**Task brief**
Retype every entry exactly, character for character.

>> BEGIN

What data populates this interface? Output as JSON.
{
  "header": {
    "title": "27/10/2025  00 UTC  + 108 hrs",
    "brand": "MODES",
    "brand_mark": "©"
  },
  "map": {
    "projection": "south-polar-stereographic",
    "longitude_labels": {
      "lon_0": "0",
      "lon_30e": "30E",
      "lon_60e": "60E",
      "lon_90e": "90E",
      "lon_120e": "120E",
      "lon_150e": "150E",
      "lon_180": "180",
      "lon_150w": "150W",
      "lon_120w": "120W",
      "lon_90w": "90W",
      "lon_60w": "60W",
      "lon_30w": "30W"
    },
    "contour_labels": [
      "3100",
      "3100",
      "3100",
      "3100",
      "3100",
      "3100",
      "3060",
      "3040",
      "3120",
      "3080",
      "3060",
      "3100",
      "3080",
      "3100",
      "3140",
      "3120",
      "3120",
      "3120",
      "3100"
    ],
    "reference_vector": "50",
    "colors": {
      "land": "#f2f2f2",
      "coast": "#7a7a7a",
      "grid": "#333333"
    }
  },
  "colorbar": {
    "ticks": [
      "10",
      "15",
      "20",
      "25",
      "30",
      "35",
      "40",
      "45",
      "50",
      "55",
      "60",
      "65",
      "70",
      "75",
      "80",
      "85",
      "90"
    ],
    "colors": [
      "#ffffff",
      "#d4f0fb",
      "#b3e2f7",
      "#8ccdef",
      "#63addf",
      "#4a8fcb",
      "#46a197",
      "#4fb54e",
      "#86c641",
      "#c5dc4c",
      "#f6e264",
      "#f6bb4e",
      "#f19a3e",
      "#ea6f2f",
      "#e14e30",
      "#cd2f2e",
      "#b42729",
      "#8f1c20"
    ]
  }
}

>> END

**Full output**
What data populates this interface? Output as JSON.
{
  "header": {
    "title": "27/10/2025  00 UTC  + 108 hrs",
    "brand": "MODES",
    "brand_mark": "©"
  },
  "map": {
    "projection": "south-polar-stereographic",
    "longitude_labels": {
      "lon_0": "0",
      "lon_30e": "30E",
      "lon_60e": "60E",
      "lon_90e": "90E",
      "lon_120e": "120E",
      "lon_150e": "150E",
      "lon_180": "180",
      "lon_150w": "150W",
      "lon_120w": "120W",
      "lon_90w": "90W",
      "lon_60w": "60W",
      "lon_30w": "30W"
    },
    "contour_labels": [
      "3100",
      "3100",
      "3100",
      "3100",
      "3100",
      "3100",
      "3060",
      "3040",
      "3120",
      "3080",
      "3060",
      "3100",
      "3080",
      "3100",
      "3140",
      "3120",
      "3120",
      "3120",
      "3100"
    ],
    "reference_vector": "50",
    "colors": {
      "land": "#f2f2f2",
      "coast": "#7a7a7a",
      "grid": "#333333"
    }
  },
  "colorbar": {
    "ticks": [
      "10",
      "15",
      "20",
      "25",
      "30",
      "35",
      "40",
      "45",
      "50",
      "55",
      "60",
      "65",
      "70",
      "75",
      "80",
      "85",
      "90"
    ],
    "colors": [
      "#ffffff",
      "#d4f0fb",
      "#b3e2f7",
      "#8ccdef",
      "#63addf",
      "#4a8fcb",
      "#46a197",
      "#4fb54e",
      "#86c641",
      "#c5dc4c",
      "#f6e264",
      "#f6bb4e",
      "#f19a3e",
      "#ea6f2f",
      "#e14e30",
      "#cd2f2e",
      "#b42729",
      "#8f1c20"
    ]
  }
}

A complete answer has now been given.